Data tied to figure images:
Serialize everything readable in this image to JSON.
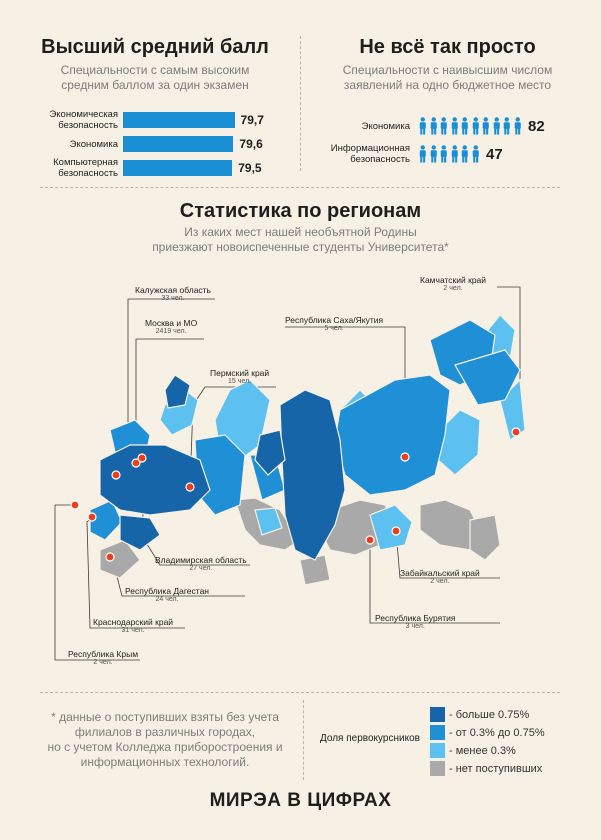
{
  "top_left": {
    "title": "Высший средний балл",
    "subtitle_line1": "Специальности с самым высоким",
    "subtitle_line2": "средним баллом за один экзамен",
    "bars": [
      {
        "label_line1": "Экономическая",
        "label_line2": "безопасность",
        "value": "79,7",
        "fraction": 0.97
      },
      {
        "label_line1": "Экономика",
        "label_line2": "",
        "value": "79,6",
        "fraction": 0.96
      },
      {
        "label_line1": "Компьютерная",
        "label_line2": "безопасность",
        "value": "79,5",
        "fraction": 0.95
      }
    ]
  },
  "top_right": {
    "title": "Не всё так просто",
    "subtitle_line1": "Специальности с наивысшим числом",
    "subtitle_line2": "заявлений на одно бюджетное место",
    "rows": [
      {
        "label_line1": "Экономика",
        "label_line2": "",
        "value": "82",
        "icons": 10
      },
      {
        "label_line1": "Информационная",
        "label_line2": "безопасность",
        "value": "47",
        "icons": 6
      }
    ],
    "icon": "person-icon"
  },
  "regions_section": {
    "title": "Статистика по регионам",
    "subtitle_line1": "Из каких мест нашей необъятной Родины",
    "subtitle_line2": "приезжают новоиспеченные студенты Университета*"
  },
  "regions": [
    {
      "name": "Калужская область",
      "count": "33 чел."
    },
    {
      "name": "Москва и МО",
      "count": "2419 чел."
    },
    {
      "name": "Пермский край",
      "count": "15 чел."
    },
    {
      "name": "Республика Саха/Якутия",
      "count": "5 чел."
    },
    {
      "name": "Камчатский край",
      "count": "2 чел."
    },
    {
      "name": "Владимирская область",
      "count": "27 чел."
    },
    {
      "name": "Республика Дагестан",
      "count": "24 чел."
    },
    {
      "name": "Краснодарский край",
      "count": "31 чел."
    },
    {
      "name": "Республика Крым",
      "count": "2 чел."
    },
    {
      "name": "Забайкальский край",
      "count": "2 чел."
    },
    {
      "name": "Республика Бурятия",
      "count": "3 чел."
    }
  ],
  "footnote": {
    "line1": "* данные о поступивших взяты без учета",
    "line2": "филиалов в различных городах,",
    "line3": "но с учетом Колледжа приборостроения и",
    "line4": "информационных технологий."
  },
  "legend": {
    "title": "Доля первокурсников",
    "items": [
      {
        "label": "- больше 0.75%",
        "color": "#1565a8"
      },
      {
        "label": "- от 0.3% до 0.75%",
        "color": "#1f8fd6"
      },
      {
        "label": "- менее 0.3%",
        "color": "#5cc0f0"
      },
      {
        "label": "- нет поступивших",
        "color": "#a9a9a9"
      }
    ]
  },
  "footer": "МИРЭА В ЦИФРАХ",
  "colors": {
    "accent": "#1a8fd5",
    "marker": "#e8401c",
    "bg": "#f6f1e4"
  }
}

Problem to solve: Transcribe all of the records above character for character. Exclude the pictures.

Full answer:
Serialize everything readable in this image to JSON.
{
  "top_left": {
    "title": "Высший средний балл",
    "subtitle_line1": "Специальности с самым высоким",
    "subtitle_line2": "средним баллом за один экзамен",
    "bars": [
      {
        "label_line1": "Экономическая",
        "label_line2": "безопасность",
        "value": "79,7",
        "fraction": 0.97
      },
      {
        "label_line1": "Экономика",
        "label_line2": "",
        "value": "79,6",
        "fraction": 0.96
      },
      {
        "label_line1": "Компьютерная",
        "label_line2": "безопасность",
        "value": "79,5",
        "fraction": 0.95
      }
    ]
  },
  "top_right": {
    "title": "Не всё так просто",
    "subtitle_line1": "Специальности с наивысшим числом",
    "subtitle_line2": "заявлений на одно бюджетное место",
    "rows": [
      {
        "label_line1": "Экономика",
        "label_line2": "",
        "value": "82",
        "icons": 10
      },
      {
        "label_line1": "Информационная",
        "label_line2": "безопасность",
        "value": "47",
        "icons": 6
      }
    ],
    "icon": "person-icon"
  },
  "regions_section": {
    "title": "Статистика по регионам",
    "subtitle_line1": "Из каких мест нашей необъятной Родины",
    "subtitle_line2": "приезжают новоиспеченные студенты Университета*"
  },
  "regions": [
    {
      "name": "Калужская область",
      "count": "33 чел."
    },
    {
      "name": "Москва и МО",
      "count": "2419 чел."
    },
    {
      "name": "Пермский край",
      "count": "15 чел."
    },
    {
      "name": "Республика Саха/Якутия",
      "count": "5 чел."
    },
    {
      "name": "Камчатский край",
      "count": "2 чел."
    },
    {
      "name": "Владимирская область",
      "count": "27 чел."
    },
    {
      "name": "Республика Дагестан",
      "count": "24 чел."
    },
    {
      "name": "Краснодарский край",
      "count": "31 чел."
    },
    {
      "name": "Республика Крым",
      "count": "2 чел."
    },
    {
      "name": "Забайкальский край",
      "count": "2 чел."
    },
    {
      "name": "Республика Бурятия",
      "count": "3 чел."
    }
  ],
  "footnote": {
    "line1": "* данные о поступивших взяты без учета",
    "line2": "филиалов в различных городах,",
    "line3": "но с учетом Колледжа приборостроения и",
    "line4": "информационных технологий."
  },
  "legend": {
    "title": "Доля первокурсников",
    "items": [
      {
        "label": "- больше 0.75%",
        "color": "#1565a8"
      },
      {
        "label": "- от 0.3% до 0.75%",
        "color": "#1f8fd6"
      },
      {
        "label": "- менее 0.3%",
        "color": "#5cc0f0"
      },
      {
        "label": "- нет поступивших",
        "color": "#a9a9a9"
      }
    ]
  },
  "footer": "МИРЭА В ЦИФРАХ",
  "colors": {
    "accent": "#1a8fd5",
    "marker": "#e8401c",
    "bg": "#f6f1e4"
  }
}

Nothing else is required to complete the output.